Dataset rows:
════════════════
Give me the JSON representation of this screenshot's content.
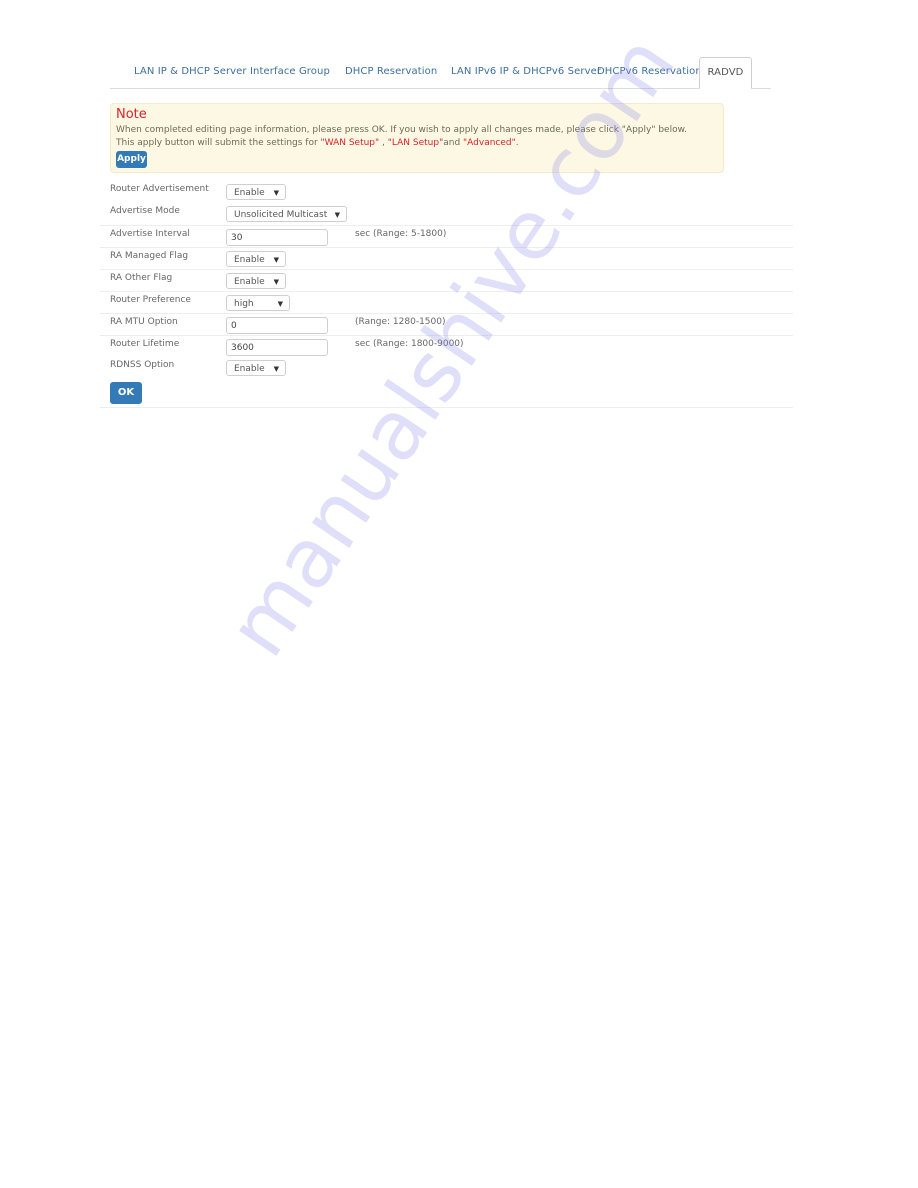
{
  "tabs": [
    {
      "label": "LAN IP & DHCP Server",
      "active": false
    },
    {
      "label": "Interface Group",
      "active": false
    },
    {
      "label": "DHCP Reservation",
      "active": false
    },
    {
      "label": "LAN IPv6 IP & DHCPv6 Server",
      "active": false
    },
    {
      "label": "DHCPv6 Reservation",
      "active": false
    },
    {
      "label": "RADVD",
      "active": true
    }
  ],
  "note": {
    "title": "Note",
    "line1": "When completed editing page information, please press OK. If you wish to apply all changes made, please click \"Apply\" below.",
    "line2_prefix": "This apply button will submit the settings for ",
    "wan_setup": "\"WAN Setup\"",
    "sep": " , ",
    "lan_setup": "\"LAN Setup\"",
    "and": "and ",
    "advanced": "\"Advanced\"",
    "period": ".",
    "apply_label": "Apply",
    "highlight_color": "#d9232d"
  },
  "form": {
    "router_advertisement": {
      "label": "Router Advertisement",
      "value": "Enable"
    },
    "advertise_mode": {
      "label": "Advertise Mode",
      "value": "Unsolicited Multicast"
    },
    "advertise_interval": {
      "label": "Advertise Interval",
      "value": "30",
      "hint": "sec (Range: 5-1800)"
    },
    "ra_managed_flag": {
      "label": "RA Managed Flag",
      "value": "Enable"
    },
    "ra_other_flag": {
      "label": "RA Other Flag",
      "value": "Enable"
    },
    "router_preference": {
      "label": "Router Preference",
      "value": "high"
    },
    "ra_mtu_option": {
      "label": "RA MTU Option",
      "value": "0",
      "hint": "(Range: 1280-1500)"
    },
    "router_lifetime": {
      "label": "Router Lifetime",
      "value": "3600",
      "hint": "sec (Range: 1800-9000)"
    },
    "rdnss_option": {
      "label": "RDNSS Option",
      "value": "Enable"
    }
  },
  "ok_label": "OK",
  "dropdown_arrow": "▼",
  "primary_color": "#337ab7",
  "watermark": "manualshive.com"
}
════════════════
What is being asked => Set each line of the records down exactly, leaving every picture out.

Correct answer =>
Give me the JSON representation of this screenshot's content.
{
  "tabs": [
    {
      "label": "LAN IP & DHCP Server",
      "active": false
    },
    {
      "label": "Interface Group",
      "active": false
    },
    {
      "label": "DHCP Reservation",
      "active": false
    },
    {
      "label": "LAN IPv6 IP & DHCPv6 Server",
      "active": false
    },
    {
      "label": "DHCPv6 Reservation",
      "active": false
    },
    {
      "label": "RADVD",
      "active": true
    }
  ],
  "note": {
    "title": "Note",
    "line1": "When completed editing page information, please press OK. If you wish to apply all changes made, please click \"Apply\" below.",
    "line2_prefix": "This apply button will submit the settings for ",
    "wan_setup": "\"WAN Setup\"",
    "sep": " , ",
    "lan_setup": "\"LAN Setup\"",
    "and": "and ",
    "advanced": "\"Advanced\"",
    "period": ".",
    "apply_label": "Apply",
    "highlight_color": "#d9232d"
  },
  "form": {
    "router_advertisement": {
      "label": "Router Advertisement",
      "value": "Enable"
    },
    "advertise_mode": {
      "label": "Advertise Mode",
      "value": "Unsolicited Multicast"
    },
    "advertise_interval": {
      "label": "Advertise Interval",
      "value": "30",
      "hint": "sec (Range: 5-1800)"
    },
    "ra_managed_flag": {
      "label": "RA Managed Flag",
      "value": "Enable"
    },
    "ra_other_flag": {
      "label": "RA Other Flag",
      "value": "Enable"
    },
    "router_preference": {
      "label": "Router Preference",
      "value": "high"
    },
    "ra_mtu_option": {
      "label": "RA MTU Option",
      "value": "0",
      "hint": "(Range: 1280-1500)"
    },
    "router_lifetime": {
      "label": "Router Lifetime",
      "value": "3600",
      "hint": "sec (Range: 1800-9000)"
    },
    "rdnss_option": {
      "label": "RDNSS Option",
      "value": "Enable"
    }
  },
  "ok_label": "OK",
  "dropdown_arrow": "▼",
  "primary_color": "#337ab7",
  "watermark": "manualshive.com"
}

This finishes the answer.